- Task directions -
Every entry below should be repeated exactly; the pictures should not.

- Supplied records -
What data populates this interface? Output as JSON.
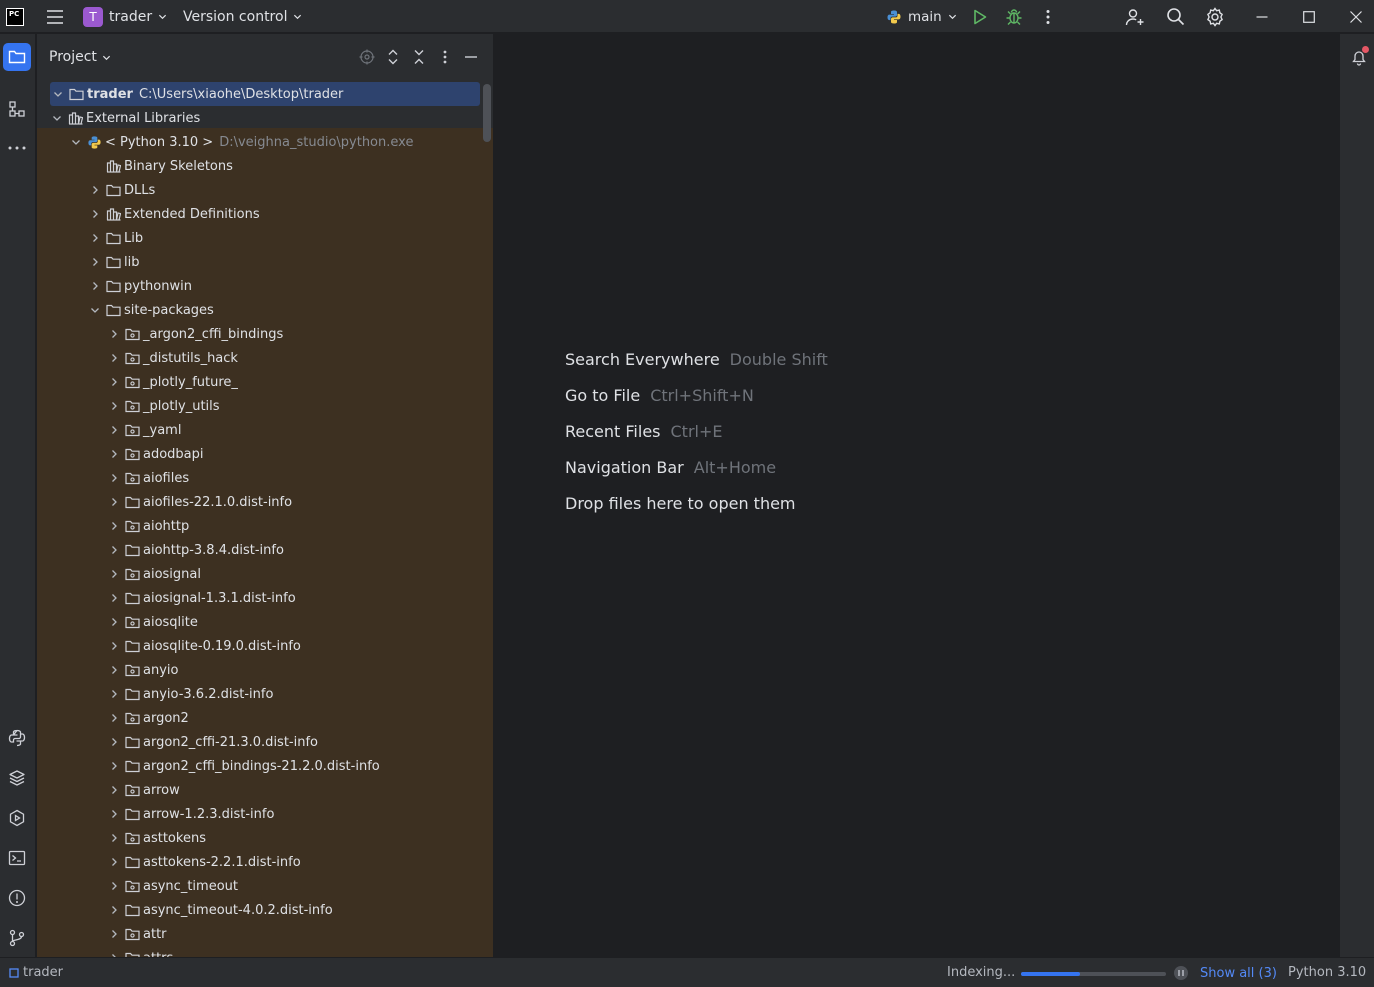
{
  "titlebar": {
    "project_letter": "T",
    "project_name": "trader",
    "vcs_label": "Version control",
    "branch": "main"
  },
  "panel": {
    "title": "Project"
  },
  "tree": [
    {
      "depth": 0,
      "arrow": "down",
      "icon": "folder",
      "label": "trader",
      "bold": true,
      "path": "C:\\Users\\xiaohe\\Desktop\\trader",
      "selected": true
    },
    {
      "depth": 0,
      "arrow": "down",
      "icon": "library",
      "label": "External Libraries"
    },
    {
      "depth": 1,
      "arrow": "down",
      "icon": "python",
      "label": "< Python 3.10 >",
      "dim": "D:\\veighna_studio\\python.exe"
    },
    {
      "depth": 2,
      "arrow": "none",
      "icon": "library",
      "label": "Binary Skeletons"
    },
    {
      "depth": 2,
      "arrow": "right",
      "icon": "folder",
      "label": "DLLs"
    },
    {
      "depth": 2,
      "arrow": "right",
      "icon": "library",
      "label": "Extended Definitions"
    },
    {
      "depth": 2,
      "arrow": "right",
      "icon": "folder",
      "label": "Lib"
    },
    {
      "depth": 2,
      "arrow": "right",
      "icon": "folder",
      "label": "lib"
    },
    {
      "depth": 2,
      "arrow": "right",
      "icon": "folder",
      "label": "pythonwin"
    },
    {
      "depth": 2,
      "arrow": "down",
      "icon": "folder",
      "label": "site-packages"
    },
    {
      "depth": 3,
      "arrow": "right",
      "icon": "package",
      "label": "_argon2_cffi_bindings"
    },
    {
      "depth": 3,
      "arrow": "right",
      "icon": "package",
      "label": "_distutils_hack"
    },
    {
      "depth": 3,
      "arrow": "right",
      "icon": "package",
      "label": "_plotly_future_"
    },
    {
      "depth": 3,
      "arrow": "right",
      "icon": "package",
      "label": "_plotly_utils"
    },
    {
      "depth": 3,
      "arrow": "right",
      "icon": "package",
      "label": "_yaml"
    },
    {
      "depth": 3,
      "arrow": "right",
      "icon": "package",
      "label": "adodbapi"
    },
    {
      "depth": 3,
      "arrow": "right",
      "icon": "package",
      "label": "aiofiles"
    },
    {
      "depth": 3,
      "arrow": "right",
      "icon": "folder",
      "label": "aiofiles-22.1.0.dist-info"
    },
    {
      "depth": 3,
      "arrow": "right",
      "icon": "package",
      "label": "aiohttp"
    },
    {
      "depth": 3,
      "arrow": "right",
      "icon": "folder",
      "label": "aiohttp-3.8.4.dist-info"
    },
    {
      "depth": 3,
      "arrow": "right",
      "icon": "package",
      "label": "aiosignal"
    },
    {
      "depth": 3,
      "arrow": "right",
      "icon": "folder",
      "label": "aiosignal-1.3.1.dist-info"
    },
    {
      "depth": 3,
      "arrow": "right",
      "icon": "package",
      "label": "aiosqlite"
    },
    {
      "depth": 3,
      "arrow": "right",
      "icon": "folder",
      "label": "aiosqlite-0.19.0.dist-info"
    },
    {
      "depth": 3,
      "arrow": "right",
      "icon": "package",
      "label": "anyio"
    },
    {
      "depth": 3,
      "arrow": "right",
      "icon": "folder",
      "label": "anyio-3.6.2.dist-info"
    },
    {
      "depth": 3,
      "arrow": "right",
      "icon": "package",
      "label": "argon2"
    },
    {
      "depth": 3,
      "arrow": "right",
      "icon": "folder",
      "label": "argon2_cffi-21.3.0.dist-info"
    },
    {
      "depth": 3,
      "arrow": "right",
      "icon": "folder",
      "label": "argon2_cffi_bindings-21.2.0.dist-info"
    },
    {
      "depth": 3,
      "arrow": "right",
      "icon": "package",
      "label": "arrow"
    },
    {
      "depth": 3,
      "arrow": "right",
      "icon": "folder",
      "label": "arrow-1.2.3.dist-info"
    },
    {
      "depth": 3,
      "arrow": "right",
      "icon": "package",
      "label": "asttokens"
    },
    {
      "depth": 3,
      "arrow": "right",
      "icon": "folder",
      "label": "asttokens-2.2.1.dist-info"
    },
    {
      "depth": 3,
      "arrow": "right",
      "icon": "package",
      "label": "async_timeout"
    },
    {
      "depth": 3,
      "arrow": "right",
      "icon": "folder",
      "label": "async_timeout-4.0.2.dist-info"
    },
    {
      "depth": 3,
      "arrow": "right",
      "icon": "package",
      "label": "attr"
    },
    {
      "depth": 3,
      "arrow": "right",
      "icon": "package",
      "label": "attrs"
    }
  ],
  "editor": {
    "hints": [
      {
        "label": "Search Everywhere",
        "key": "Double Shift"
      },
      {
        "label": "Go to File",
        "key": "Ctrl+Shift+N"
      },
      {
        "label": "Recent Files",
        "key": "Ctrl+E"
      },
      {
        "label": "Navigation Bar",
        "key": "Alt+Home"
      },
      {
        "label": "Drop files here to open them",
        "key": ""
      }
    ]
  },
  "statusbar": {
    "project": "trader",
    "indexing": "Indexing...",
    "progress_fraction": 0.41,
    "show_all": "Show all (3)",
    "interpreter": "Python 3.10"
  },
  "colors": {
    "accent": "#3574f0",
    "panel_bg": "#2b2d30",
    "editor_bg": "#1e1f22",
    "excluded_bg": "#3d3021",
    "selection": "#2e436e",
    "notification_dot": "#e55765"
  }
}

- Response to this task -
What data populates this interface? Output as JSON.
{
  "titlebar": {
    "project_letter": "T",
    "project_name": "trader",
    "vcs_label": "Version control",
    "branch": "main"
  },
  "panel": {
    "title": "Project"
  },
  "tree": [
    {
      "depth": 0,
      "arrow": "down",
      "icon": "folder",
      "label": "trader",
      "bold": true,
      "path": "C:\\Users\\xiaohe\\Desktop\\trader",
      "selected": true
    },
    {
      "depth": 0,
      "arrow": "down",
      "icon": "library",
      "label": "External Libraries"
    },
    {
      "depth": 1,
      "arrow": "down",
      "icon": "python",
      "label": "< Python 3.10 >",
      "dim": "D:\\veighna_studio\\python.exe"
    },
    {
      "depth": 2,
      "arrow": "none",
      "icon": "library",
      "label": "Binary Skeletons"
    },
    {
      "depth": 2,
      "arrow": "right",
      "icon": "folder",
      "label": "DLLs"
    },
    {
      "depth": 2,
      "arrow": "right",
      "icon": "library",
      "label": "Extended Definitions"
    },
    {
      "depth": 2,
      "arrow": "right",
      "icon": "folder",
      "label": "Lib"
    },
    {
      "depth": 2,
      "arrow": "right",
      "icon": "folder",
      "label": "lib"
    },
    {
      "depth": 2,
      "arrow": "right",
      "icon": "folder",
      "label": "pythonwin"
    },
    {
      "depth": 2,
      "arrow": "down",
      "icon": "folder",
      "label": "site-packages"
    },
    {
      "depth": 3,
      "arrow": "right",
      "icon": "package",
      "label": "_argon2_cffi_bindings"
    },
    {
      "depth": 3,
      "arrow": "right",
      "icon": "package",
      "label": "_distutils_hack"
    },
    {
      "depth": 3,
      "arrow": "right",
      "icon": "package",
      "label": "_plotly_future_"
    },
    {
      "depth": 3,
      "arrow": "right",
      "icon": "package",
      "label": "_plotly_utils"
    },
    {
      "depth": 3,
      "arrow": "right",
      "icon": "package",
      "label": "_yaml"
    },
    {
      "depth": 3,
      "arrow": "right",
      "icon": "package",
      "label": "adodbapi"
    },
    {
      "depth": 3,
      "arrow": "right",
      "icon": "package",
      "label": "aiofiles"
    },
    {
      "depth": 3,
      "arrow": "right",
      "icon": "folder",
      "label": "aiofiles-22.1.0.dist-info"
    },
    {
      "depth": 3,
      "arrow": "right",
      "icon": "package",
      "label": "aiohttp"
    },
    {
      "depth": 3,
      "arrow": "right",
      "icon": "folder",
      "label": "aiohttp-3.8.4.dist-info"
    },
    {
      "depth": 3,
      "arrow": "right",
      "icon": "package",
      "label": "aiosignal"
    },
    {
      "depth": 3,
      "arrow": "right",
      "icon": "folder",
      "label": "aiosignal-1.3.1.dist-info"
    },
    {
      "depth": 3,
      "arrow": "right",
      "icon": "package",
      "label": "aiosqlite"
    },
    {
      "depth": 3,
      "arrow": "right",
      "icon": "folder",
      "label": "aiosqlite-0.19.0.dist-info"
    },
    {
      "depth": 3,
      "arrow": "right",
      "icon": "package",
      "label": "anyio"
    },
    {
      "depth": 3,
      "arrow": "right",
      "icon": "folder",
      "label": "anyio-3.6.2.dist-info"
    },
    {
      "depth": 3,
      "arrow": "right",
      "icon": "package",
      "label": "argon2"
    },
    {
      "depth": 3,
      "arrow": "right",
      "icon": "folder",
      "label": "argon2_cffi-21.3.0.dist-info"
    },
    {
      "depth": 3,
      "arrow": "right",
      "icon": "folder",
      "label": "argon2_cffi_bindings-21.2.0.dist-info"
    },
    {
      "depth": 3,
      "arrow": "right",
      "icon": "package",
      "label": "arrow"
    },
    {
      "depth": 3,
      "arrow": "right",
      "icon": "folder",
      "label": "arrow-1.2.3.dist-info"
    },
    {
      "depth": 3,
      "arrow": "right",
      "icon": "package",
      "label": "asttokens"
    },
    {
      "depth": 3,
      "arrow": "right",
      "icon": "folder",
      "label": "asttokens-2.2.1.dist-info"
    },
    {
      "depth": 3,
      "arrow": "right",
      "icon": "package",
      "label": "async_timeout"
    },
    {
      "depth": 3,
      "arrow": "right",
      "icon": "folder",
      "label": "async_timeout-4.0.2.dist-info"
    },
    {
      "depth": 3,
      "arrow": "right",
      "icon": "package",
      "label": "attr"
    },
    {
      "depth": 3,
      "arrow": "right",
      "icon": "package",
      "label": "attrs"
    }
  ],
  "editor": {
    "hints": [
      {
        "label": "Search Everywhere",
        "key": "Double Shift"
      },
      {
        "label": "Go to File",
        "key": "Ctrl+Shift+N"
      },
      {
        "label": "Recent Files",
        "key": "Ctrl+E"
      },
      {
        "label": "Navigation Bar",
        "key": "Alt+Home"
      },
      {
        "label": "Drop files here to open them",
        "key": ""
      }
    ]
  },
  "statusbar": {
    "project": "trader",
    "indexing": "Indexing...",
    "progress_fraction": 0.41,
    "show_all": "Show all (3)",
    "interpreter": "Python 3.10"
  },
  "colors": {
    "accent": "#3574f0",
    "panel_bg": "#2b2d30",
    "editor_bg": "#1e1f22",
    "excluded_bg": "#3d3021",
    "selection": "#2e436e",
    "notification_dot": "#e55765"
  }
}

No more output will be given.